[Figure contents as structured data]
....................

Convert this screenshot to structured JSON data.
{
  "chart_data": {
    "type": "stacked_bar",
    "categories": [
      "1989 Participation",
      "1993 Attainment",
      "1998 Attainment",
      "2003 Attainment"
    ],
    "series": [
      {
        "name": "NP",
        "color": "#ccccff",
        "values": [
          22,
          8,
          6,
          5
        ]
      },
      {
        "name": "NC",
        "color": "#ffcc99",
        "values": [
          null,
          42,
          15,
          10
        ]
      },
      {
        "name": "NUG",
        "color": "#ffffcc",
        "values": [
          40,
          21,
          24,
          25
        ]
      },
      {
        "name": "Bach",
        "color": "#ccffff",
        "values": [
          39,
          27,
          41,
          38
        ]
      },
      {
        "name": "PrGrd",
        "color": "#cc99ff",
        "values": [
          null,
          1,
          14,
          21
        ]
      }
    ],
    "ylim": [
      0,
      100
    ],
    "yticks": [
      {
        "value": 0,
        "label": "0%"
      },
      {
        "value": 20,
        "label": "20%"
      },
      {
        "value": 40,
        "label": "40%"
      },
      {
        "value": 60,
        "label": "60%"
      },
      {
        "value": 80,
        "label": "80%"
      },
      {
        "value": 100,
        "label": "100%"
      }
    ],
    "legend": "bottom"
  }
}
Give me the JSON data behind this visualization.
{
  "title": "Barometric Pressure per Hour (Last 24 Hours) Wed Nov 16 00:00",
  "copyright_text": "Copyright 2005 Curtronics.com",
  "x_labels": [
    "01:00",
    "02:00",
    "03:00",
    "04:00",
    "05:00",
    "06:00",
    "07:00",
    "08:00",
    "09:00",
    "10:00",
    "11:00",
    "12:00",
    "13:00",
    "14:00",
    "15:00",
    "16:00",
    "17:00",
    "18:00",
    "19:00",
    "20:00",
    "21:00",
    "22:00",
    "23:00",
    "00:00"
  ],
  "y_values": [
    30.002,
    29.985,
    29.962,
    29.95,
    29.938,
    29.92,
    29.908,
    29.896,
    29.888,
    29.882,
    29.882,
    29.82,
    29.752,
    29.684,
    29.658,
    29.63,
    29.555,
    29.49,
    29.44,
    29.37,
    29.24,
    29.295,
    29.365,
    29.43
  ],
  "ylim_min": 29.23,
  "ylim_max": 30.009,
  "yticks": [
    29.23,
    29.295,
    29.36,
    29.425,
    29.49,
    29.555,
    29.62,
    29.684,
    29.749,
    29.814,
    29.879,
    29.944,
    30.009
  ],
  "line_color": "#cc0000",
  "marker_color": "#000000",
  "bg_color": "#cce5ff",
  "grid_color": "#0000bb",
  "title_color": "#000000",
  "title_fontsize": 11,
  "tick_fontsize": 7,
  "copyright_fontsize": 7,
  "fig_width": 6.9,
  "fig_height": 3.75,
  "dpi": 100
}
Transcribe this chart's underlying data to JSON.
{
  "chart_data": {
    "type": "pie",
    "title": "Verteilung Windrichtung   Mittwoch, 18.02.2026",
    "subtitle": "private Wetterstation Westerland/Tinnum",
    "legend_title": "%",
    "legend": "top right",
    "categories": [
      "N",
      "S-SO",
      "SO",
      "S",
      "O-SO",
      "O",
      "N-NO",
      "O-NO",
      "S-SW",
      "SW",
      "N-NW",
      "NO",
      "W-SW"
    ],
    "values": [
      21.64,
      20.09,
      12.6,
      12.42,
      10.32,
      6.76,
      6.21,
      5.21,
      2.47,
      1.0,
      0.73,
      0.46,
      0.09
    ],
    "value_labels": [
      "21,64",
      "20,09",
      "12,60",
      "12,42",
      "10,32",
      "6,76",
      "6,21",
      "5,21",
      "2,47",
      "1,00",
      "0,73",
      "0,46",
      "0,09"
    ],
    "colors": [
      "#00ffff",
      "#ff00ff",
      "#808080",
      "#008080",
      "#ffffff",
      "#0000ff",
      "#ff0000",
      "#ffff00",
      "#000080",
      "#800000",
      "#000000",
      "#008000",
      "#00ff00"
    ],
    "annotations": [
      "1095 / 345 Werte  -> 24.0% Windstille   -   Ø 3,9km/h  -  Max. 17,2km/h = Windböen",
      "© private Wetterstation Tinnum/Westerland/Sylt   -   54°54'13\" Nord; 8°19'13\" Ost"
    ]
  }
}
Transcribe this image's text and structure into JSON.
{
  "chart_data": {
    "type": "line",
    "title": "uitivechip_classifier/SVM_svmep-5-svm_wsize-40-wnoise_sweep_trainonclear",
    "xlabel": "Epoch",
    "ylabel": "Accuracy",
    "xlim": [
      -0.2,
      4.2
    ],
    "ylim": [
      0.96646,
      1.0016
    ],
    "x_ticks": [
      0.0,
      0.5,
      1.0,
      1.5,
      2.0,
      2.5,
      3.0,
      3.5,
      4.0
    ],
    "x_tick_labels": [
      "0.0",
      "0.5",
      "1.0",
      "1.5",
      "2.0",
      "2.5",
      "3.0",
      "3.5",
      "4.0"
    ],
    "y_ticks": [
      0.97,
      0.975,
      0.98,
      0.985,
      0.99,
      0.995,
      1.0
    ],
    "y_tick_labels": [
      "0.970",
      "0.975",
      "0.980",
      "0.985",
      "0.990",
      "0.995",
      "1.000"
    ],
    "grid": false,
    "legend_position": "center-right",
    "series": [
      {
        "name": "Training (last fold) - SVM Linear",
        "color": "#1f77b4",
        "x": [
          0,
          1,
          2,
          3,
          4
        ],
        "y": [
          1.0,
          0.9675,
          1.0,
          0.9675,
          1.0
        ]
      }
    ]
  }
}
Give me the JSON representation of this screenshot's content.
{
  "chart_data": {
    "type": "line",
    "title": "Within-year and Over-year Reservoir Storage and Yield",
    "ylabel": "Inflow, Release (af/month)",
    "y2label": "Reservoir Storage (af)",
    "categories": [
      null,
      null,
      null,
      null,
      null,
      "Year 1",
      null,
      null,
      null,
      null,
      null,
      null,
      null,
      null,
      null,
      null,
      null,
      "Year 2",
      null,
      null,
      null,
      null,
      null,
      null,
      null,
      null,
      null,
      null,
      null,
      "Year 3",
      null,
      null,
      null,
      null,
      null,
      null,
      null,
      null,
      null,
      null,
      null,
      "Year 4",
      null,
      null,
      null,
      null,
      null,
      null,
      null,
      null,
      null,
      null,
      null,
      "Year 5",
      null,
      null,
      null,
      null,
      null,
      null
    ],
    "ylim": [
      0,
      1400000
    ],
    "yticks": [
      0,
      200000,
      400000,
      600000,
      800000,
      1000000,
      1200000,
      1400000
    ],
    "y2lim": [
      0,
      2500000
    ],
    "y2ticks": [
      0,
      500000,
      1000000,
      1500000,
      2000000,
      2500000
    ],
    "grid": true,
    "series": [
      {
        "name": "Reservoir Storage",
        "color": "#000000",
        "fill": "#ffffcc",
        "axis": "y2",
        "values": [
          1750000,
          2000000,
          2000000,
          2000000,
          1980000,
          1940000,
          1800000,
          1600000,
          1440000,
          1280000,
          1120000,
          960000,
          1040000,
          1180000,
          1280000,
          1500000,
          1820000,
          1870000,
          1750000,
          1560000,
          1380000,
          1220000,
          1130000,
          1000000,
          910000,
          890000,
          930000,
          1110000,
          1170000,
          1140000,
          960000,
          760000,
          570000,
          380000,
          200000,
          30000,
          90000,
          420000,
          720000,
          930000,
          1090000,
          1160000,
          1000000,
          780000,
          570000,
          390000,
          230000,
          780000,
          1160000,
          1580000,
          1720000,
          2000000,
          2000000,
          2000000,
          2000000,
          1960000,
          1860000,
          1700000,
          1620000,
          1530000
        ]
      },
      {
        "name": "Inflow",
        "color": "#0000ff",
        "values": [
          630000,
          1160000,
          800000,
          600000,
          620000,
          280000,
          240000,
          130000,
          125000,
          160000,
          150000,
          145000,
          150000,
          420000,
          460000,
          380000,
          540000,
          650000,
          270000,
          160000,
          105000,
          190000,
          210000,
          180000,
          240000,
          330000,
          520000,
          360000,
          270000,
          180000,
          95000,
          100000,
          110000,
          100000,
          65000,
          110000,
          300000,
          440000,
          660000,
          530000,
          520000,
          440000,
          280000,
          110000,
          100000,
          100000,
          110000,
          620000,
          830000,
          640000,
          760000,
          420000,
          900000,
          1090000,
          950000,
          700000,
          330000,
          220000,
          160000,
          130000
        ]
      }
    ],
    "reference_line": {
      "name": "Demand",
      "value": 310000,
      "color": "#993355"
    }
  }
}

....................

THE TASK: Scan the data above; copy every line where "JSON" appears.

ANSWER:
Convert this screenshot to structured JSON data.
Give me the JSON data behind this visualization.
Transcribe this chart's underlying data to JSON.
Transcribe this image's text and structure into JSON.
Give me the JSON representation of this screenshot's content.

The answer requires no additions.